**The exercise**
Output the records exactly. Include every line.

**Exercise data**
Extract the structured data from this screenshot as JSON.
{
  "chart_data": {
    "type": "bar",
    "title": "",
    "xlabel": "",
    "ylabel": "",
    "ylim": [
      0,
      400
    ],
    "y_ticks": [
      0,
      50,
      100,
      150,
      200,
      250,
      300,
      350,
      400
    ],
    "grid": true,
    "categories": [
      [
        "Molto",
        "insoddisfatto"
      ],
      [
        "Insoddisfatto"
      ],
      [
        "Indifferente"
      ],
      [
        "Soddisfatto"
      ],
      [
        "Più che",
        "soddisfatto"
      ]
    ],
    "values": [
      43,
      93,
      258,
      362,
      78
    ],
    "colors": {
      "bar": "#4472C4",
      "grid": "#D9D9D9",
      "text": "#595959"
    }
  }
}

**Written solution**
Extract the structured data from this screenshot as JSON.
{
  "chart_data": {
    "type": "bar",
    "title": "",
    "xlabel": "",
    "ylabel": "",
    "ylim": [
      0,
      400
    ],
    "y_ticks": [
      0,
      50,
      100,
      150,
      200,
      250,
      300,
      350,
      400
    ],
    "grid": true,
    "categories": [
      [
        "Molto",
        "insoddisfatto"
      ],
      [
        "Insoddisfatto"
      ],
      [
        "Indifferente"
      ],
      [
        "Soddisfatto"
      ],
      [
        "Più che",
        "soddisfatto"
      ]
    ],
    "values": [
      43,
      93,
      258,
      362,
      78
    ],
    "colors": {
      "bar": "#4472C4",
      "grid": "#D9D9D9",
      "text": "#595959"
    }
  }
}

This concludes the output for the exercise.